■ What to produce
Take every line from the material that has the word "when" in it.

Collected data
....
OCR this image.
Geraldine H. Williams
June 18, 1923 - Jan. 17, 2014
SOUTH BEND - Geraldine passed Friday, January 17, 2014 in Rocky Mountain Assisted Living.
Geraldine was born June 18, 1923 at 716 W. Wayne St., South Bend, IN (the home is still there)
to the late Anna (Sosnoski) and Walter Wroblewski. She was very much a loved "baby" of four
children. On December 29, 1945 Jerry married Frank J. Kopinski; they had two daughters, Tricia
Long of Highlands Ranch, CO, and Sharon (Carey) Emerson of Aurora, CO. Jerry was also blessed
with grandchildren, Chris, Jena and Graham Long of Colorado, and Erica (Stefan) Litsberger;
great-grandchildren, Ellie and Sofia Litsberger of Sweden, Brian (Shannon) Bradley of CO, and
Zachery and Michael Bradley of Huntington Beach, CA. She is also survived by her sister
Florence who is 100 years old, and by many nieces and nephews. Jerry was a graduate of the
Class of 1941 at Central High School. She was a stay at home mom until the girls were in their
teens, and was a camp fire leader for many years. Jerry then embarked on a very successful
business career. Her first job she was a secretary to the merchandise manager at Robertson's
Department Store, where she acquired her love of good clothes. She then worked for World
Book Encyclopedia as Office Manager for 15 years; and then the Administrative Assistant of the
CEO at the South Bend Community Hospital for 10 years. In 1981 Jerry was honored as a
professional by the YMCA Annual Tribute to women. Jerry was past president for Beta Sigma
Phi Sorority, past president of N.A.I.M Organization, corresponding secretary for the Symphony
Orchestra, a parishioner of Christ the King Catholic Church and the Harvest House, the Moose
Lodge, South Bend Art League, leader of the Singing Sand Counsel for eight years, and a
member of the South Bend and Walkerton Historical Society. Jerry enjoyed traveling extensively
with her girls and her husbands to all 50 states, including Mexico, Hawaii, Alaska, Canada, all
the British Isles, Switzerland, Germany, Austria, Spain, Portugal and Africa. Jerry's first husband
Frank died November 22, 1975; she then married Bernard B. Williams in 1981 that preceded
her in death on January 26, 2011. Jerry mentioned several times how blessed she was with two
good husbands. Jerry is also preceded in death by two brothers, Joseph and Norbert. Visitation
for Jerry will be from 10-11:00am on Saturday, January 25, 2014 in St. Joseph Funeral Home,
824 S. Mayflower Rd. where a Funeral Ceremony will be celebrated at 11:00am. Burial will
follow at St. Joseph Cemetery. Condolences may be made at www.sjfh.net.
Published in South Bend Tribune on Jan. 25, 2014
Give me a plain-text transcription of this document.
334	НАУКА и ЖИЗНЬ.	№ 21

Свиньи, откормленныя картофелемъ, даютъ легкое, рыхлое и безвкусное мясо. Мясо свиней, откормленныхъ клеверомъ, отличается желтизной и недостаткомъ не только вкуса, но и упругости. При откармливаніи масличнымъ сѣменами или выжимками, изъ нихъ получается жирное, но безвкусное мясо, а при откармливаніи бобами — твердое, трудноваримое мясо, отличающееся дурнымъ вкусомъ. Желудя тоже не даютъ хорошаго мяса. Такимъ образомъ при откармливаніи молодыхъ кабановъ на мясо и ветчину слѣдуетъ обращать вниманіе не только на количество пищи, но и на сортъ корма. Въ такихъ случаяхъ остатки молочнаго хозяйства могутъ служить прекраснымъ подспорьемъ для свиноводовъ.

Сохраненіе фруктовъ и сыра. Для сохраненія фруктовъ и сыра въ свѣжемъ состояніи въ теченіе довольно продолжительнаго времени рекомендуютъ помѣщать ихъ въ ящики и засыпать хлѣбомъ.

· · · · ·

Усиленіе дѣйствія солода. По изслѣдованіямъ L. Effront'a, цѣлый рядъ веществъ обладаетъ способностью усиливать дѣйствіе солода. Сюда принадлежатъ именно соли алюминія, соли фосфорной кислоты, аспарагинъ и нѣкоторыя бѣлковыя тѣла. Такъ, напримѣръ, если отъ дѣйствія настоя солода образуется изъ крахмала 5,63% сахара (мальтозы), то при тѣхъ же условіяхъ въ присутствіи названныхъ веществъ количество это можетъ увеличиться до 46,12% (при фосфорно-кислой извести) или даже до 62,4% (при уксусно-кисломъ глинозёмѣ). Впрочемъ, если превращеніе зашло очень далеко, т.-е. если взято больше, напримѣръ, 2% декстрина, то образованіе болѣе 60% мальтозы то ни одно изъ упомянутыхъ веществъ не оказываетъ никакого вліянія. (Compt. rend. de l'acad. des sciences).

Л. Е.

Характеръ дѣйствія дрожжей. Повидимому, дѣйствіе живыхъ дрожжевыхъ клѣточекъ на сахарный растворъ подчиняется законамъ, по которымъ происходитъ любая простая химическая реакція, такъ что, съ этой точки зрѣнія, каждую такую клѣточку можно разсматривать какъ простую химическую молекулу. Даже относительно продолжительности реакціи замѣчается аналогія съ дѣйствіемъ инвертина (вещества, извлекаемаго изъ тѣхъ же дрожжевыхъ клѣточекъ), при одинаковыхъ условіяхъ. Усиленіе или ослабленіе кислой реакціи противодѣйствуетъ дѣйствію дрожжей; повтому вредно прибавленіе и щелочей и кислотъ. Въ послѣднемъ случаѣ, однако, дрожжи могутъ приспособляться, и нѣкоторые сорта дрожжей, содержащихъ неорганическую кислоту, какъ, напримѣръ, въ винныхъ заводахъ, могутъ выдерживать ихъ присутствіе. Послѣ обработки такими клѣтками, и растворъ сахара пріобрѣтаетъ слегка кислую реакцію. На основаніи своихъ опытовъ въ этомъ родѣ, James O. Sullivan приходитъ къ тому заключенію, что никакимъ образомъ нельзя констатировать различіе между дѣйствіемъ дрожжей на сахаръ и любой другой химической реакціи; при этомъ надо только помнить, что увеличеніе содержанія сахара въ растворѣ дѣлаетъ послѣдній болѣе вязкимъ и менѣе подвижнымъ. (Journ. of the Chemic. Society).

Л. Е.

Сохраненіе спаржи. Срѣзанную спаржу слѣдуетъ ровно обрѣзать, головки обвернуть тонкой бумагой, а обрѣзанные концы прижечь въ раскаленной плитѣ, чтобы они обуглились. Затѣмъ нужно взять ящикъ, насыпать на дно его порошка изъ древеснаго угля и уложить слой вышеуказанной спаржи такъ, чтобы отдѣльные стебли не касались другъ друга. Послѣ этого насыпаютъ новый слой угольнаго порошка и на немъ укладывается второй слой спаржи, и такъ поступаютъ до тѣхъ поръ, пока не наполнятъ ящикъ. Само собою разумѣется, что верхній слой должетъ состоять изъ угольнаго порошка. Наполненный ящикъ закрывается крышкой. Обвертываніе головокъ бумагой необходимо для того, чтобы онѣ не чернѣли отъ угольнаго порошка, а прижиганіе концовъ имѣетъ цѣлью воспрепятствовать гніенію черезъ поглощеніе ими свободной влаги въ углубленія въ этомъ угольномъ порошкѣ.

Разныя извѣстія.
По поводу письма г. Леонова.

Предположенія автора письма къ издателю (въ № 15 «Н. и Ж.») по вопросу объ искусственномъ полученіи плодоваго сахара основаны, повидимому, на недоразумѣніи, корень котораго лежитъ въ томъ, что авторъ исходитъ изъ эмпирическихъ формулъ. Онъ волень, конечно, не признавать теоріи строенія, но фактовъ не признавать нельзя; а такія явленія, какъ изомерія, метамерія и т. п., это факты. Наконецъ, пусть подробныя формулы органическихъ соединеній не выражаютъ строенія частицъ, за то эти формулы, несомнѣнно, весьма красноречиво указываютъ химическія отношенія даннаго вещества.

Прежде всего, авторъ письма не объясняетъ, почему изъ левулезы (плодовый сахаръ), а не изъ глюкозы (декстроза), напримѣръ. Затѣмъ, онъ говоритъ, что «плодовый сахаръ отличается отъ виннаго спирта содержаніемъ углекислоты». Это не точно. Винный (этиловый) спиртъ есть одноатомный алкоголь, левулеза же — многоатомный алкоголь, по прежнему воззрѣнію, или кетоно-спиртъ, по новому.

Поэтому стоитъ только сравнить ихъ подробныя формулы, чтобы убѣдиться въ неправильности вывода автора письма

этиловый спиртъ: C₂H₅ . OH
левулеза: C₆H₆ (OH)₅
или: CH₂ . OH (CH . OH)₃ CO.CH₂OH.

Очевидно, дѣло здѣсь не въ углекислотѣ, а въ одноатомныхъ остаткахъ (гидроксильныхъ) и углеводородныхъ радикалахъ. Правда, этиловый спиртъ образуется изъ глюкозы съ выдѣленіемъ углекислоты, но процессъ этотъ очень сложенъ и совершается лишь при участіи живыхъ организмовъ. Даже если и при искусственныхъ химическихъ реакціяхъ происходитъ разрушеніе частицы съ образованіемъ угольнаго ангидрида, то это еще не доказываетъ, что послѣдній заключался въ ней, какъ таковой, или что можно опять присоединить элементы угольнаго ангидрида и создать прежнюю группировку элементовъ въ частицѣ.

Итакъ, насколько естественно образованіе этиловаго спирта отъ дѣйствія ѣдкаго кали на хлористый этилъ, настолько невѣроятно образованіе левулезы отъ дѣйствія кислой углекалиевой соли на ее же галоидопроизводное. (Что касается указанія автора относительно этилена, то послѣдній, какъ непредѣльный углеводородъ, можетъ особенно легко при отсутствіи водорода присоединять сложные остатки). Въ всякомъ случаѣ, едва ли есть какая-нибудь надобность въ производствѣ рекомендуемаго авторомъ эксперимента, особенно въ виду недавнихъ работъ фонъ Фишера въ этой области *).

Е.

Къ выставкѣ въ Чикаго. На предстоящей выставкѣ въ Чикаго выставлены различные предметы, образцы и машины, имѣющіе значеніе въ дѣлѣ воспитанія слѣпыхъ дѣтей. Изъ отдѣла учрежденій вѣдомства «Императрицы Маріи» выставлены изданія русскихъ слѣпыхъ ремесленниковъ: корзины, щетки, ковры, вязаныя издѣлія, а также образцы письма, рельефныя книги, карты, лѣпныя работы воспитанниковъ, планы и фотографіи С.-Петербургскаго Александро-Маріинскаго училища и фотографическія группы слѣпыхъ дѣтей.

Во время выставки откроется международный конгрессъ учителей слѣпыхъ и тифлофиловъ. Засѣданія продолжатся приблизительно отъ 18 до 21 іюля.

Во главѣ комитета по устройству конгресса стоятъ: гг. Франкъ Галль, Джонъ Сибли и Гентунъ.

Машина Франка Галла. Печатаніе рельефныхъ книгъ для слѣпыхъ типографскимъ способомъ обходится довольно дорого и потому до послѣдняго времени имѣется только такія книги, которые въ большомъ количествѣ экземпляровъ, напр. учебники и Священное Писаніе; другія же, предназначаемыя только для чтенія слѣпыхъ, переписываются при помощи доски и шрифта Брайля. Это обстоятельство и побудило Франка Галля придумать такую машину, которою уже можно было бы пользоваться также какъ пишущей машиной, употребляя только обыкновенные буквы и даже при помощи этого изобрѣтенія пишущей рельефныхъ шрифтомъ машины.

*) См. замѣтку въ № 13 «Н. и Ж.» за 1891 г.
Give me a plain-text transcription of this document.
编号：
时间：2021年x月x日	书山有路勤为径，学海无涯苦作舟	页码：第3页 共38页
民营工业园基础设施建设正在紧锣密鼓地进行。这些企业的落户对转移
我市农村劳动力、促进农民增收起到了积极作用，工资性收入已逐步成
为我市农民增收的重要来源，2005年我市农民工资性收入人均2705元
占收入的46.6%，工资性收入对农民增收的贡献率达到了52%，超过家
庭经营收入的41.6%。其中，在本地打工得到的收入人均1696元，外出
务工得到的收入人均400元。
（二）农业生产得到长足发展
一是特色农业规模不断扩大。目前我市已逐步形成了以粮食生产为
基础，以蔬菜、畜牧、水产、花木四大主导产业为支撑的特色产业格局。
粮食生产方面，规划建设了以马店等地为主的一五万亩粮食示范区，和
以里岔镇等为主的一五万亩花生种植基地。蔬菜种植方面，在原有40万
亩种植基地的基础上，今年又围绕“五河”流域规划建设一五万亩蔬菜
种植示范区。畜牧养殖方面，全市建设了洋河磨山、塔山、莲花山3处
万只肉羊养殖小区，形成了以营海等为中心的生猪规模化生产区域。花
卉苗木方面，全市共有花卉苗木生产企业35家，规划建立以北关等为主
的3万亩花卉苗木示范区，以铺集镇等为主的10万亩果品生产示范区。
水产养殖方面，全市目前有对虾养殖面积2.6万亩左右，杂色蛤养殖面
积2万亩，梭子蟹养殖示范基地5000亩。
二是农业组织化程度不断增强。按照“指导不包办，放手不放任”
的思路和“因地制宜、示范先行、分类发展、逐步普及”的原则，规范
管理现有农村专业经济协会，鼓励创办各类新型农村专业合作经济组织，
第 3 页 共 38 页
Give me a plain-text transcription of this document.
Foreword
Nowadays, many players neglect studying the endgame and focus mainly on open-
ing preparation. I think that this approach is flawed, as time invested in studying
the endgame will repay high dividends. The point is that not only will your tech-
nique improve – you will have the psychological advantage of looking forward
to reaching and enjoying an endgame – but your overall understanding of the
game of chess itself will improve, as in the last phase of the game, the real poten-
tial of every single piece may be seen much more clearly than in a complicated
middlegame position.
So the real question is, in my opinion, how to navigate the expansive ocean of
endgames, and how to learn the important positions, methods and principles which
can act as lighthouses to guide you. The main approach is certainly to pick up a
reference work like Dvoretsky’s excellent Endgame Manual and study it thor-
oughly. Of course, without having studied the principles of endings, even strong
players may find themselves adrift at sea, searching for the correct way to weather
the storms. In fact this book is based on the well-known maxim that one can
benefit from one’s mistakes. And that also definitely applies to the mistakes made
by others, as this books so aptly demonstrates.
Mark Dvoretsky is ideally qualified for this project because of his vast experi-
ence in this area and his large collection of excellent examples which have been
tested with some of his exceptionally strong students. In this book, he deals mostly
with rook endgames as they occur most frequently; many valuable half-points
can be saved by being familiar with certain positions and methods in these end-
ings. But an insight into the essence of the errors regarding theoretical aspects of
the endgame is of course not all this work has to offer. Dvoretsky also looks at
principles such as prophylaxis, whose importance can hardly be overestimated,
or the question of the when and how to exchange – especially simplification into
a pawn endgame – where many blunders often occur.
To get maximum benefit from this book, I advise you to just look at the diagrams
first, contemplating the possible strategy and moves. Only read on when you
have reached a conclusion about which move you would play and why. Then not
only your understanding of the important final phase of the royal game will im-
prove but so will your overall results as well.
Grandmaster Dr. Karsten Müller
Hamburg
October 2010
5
....
■ The solution
or the question of the when and how to exchange – especially simplification into
first, contemplating the possible strategy and moves. Only read on when you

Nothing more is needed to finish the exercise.